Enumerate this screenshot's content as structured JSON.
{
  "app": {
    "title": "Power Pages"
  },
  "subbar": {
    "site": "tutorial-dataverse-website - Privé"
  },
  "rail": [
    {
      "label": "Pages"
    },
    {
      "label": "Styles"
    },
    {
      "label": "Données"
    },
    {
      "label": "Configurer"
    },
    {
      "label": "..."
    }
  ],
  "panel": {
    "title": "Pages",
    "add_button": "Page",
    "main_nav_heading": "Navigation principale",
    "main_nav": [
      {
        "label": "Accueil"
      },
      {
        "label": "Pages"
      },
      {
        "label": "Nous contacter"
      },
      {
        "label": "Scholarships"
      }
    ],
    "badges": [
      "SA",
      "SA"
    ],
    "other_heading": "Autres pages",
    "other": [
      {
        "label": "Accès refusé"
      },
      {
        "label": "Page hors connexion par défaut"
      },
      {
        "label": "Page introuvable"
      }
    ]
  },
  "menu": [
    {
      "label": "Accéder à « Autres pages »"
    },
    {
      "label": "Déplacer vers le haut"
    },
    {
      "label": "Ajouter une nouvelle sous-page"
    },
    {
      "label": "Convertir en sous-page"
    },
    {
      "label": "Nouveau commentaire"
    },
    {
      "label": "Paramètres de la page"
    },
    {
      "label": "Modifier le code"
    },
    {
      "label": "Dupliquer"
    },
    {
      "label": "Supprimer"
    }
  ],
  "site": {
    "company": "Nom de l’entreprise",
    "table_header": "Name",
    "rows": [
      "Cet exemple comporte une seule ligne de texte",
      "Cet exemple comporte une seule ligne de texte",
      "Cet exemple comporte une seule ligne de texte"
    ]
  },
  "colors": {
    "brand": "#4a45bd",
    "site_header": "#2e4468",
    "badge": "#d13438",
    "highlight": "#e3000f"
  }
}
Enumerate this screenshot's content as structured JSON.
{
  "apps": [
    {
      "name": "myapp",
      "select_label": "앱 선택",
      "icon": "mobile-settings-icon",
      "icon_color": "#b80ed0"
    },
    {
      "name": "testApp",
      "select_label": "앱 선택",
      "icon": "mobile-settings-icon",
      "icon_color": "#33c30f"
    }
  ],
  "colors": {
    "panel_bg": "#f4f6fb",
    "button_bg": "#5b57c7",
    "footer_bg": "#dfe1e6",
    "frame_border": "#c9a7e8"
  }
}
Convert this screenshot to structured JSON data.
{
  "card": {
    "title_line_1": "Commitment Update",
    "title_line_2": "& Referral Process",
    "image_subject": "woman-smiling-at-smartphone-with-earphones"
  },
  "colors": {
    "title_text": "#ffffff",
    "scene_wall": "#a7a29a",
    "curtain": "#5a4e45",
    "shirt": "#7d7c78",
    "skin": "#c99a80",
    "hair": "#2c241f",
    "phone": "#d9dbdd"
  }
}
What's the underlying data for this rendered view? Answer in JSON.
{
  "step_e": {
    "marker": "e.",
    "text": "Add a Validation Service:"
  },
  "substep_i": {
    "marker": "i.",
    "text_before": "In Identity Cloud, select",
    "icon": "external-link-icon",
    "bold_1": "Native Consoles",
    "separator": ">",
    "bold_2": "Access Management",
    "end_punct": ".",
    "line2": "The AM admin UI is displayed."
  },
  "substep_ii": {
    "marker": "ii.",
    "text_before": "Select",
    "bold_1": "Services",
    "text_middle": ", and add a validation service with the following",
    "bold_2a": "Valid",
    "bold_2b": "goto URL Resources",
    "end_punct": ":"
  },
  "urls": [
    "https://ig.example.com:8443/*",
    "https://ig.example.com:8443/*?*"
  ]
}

● ● ● ● ●

* **GIVEN INSTRUCTION**:
Could you transcribe the records in full, exactly?

* **SOLUTION**:
Enumerate this screenshot's content as structured JSON.
{
  "app": {
    "title": "Power Pages"
  },
  "subbar": {
    "site": "tutorial-dataverse-website - Privé"
  },
  "rail": [
    {
      "label": "Pages"
    },
    {
      "label": "Styles"
    },
    {
      "label": "Données"
    },
    {
      "label": "Configurer"
    },
    {
      "label": "..."
    }
  ],
  "panel": {
    "title": "Pages",
    "add_button": "Page",
    "main_nav_heading": "Navigation principale",
    "main_nav": [
      {
        "label": "Accueil"
      },
      {
        "label": "Pages"
      },
      {
        "label": "Nous contacter"
      },
      {
        "label": "Scholarships"
      }
    ],
    "badges": [
      "SA",
      "SA"
    ],
    "other_heading": "Autres pages",
    "other": [
      {
        "label": "Accès refusé"
      },
      {
        "label": "Page hors connexion par défaut"
      },
      {
        "label": "Page introuvable"
      }
    ]
  },
  "menu": [
    {
      "label": "Accéder à « Autres pages »"
    },
    {
      "label": "Déplacer vers le haut"
    },
    {
      "label": "Ajouter une nouvelle sous-page"
    },
    {
      "label": "Convertir en sous-page"
    },
    {
      "label": "Nouveau commentaire"
    },
    {
      "label": "Paramètres de la page"
    },
    {
      "label": "Modifier le code"
    },
    {
      "label": "Dupliquer"
    },
    {
      "label": "Supprimer"
    }
  ],
  "site": {
    "company": "Nom de l’entreprise",
    "table_header": "Name",
    "rows": [
      "Cet exemple comporte une seule ligne de texte",
      "Cet exemple comporte une seule ligne de texte",
      "Cet exemple comporte une seule ligne de texte"
    ]
  },
  "colors": {
    "brand": "#4a45bd",
    "site_header": "#2e4468",
    "badge": "#d13438",
    "highlight": "#e3000f"
  }
}
Enumerate this screenshot's content as structured JSON.
{
  "apps": [
    {
      "name": "myapp",
      "select_label": "앱 선택",
      "icon": "mobile-settings-icon",
      "icon_color": "#b80ed0"
    },
    {
      "name": "testApp",
      "select_label": "앱 선택",
      "icon": "mobile-settings-icon",
      "icon_color": "#33c30f"
    }
  ],
  "colors": {
    "panel_bg": "#f4f6fb",
    "button_bg": "#5b57c7",
    "footer_bg": "#dfe1e6",
    "frame_border": "#c9a7e8"
  }
}
Convert this screenshot to structured JSON data.
{
  "card": {
    "title_line_1": "Commitment Update",
    "title_line_2": "& Referral Process",
    "image_subject": "woman-smiling-at-smartphone-with-earphones"
  },
  "colors": {
    "title_text": "#ffffff",
    "scene_wall": "#a7a29a",
    "curtain": "#5a4e45",
    "shirt": "#7d7c78",
    "skin": "#c99a80",
    "hair": "#2c241f",
    "phone": "#d9dbdd"
  }
}
What's the underlying data for this rendered view? Answer in JSON.
{
  "step_e": {
    "marker": "e.",
    "text": "Add a Validation Service:"
  },
  "substep_i": {
    "marker": "i.",
    "text_before": "In Identity Cloud, select",
    "icon": "external-link-icon",
    "bold_1": "Native Consoles",
    "separator": ">",
    "bold_2": "Access Management",
    "end_punct": ".",
    "line2": "The AM admin UI is displayed."
  },
  "substep_ii": {
    "marker": "ii.",
    "text_before": "Select",
    "bold_1": "Services",
    "text_middle": ", and add a validation service with the following",
    "bold_2a": "Valid",
    "bold_2b": "goto URL Resources",
    "end_punct": ":"
  },
  "urls": [
    "https://ig.example.com:8443/*",
    "https://ig.example.com:8443/*?*"
  ]
}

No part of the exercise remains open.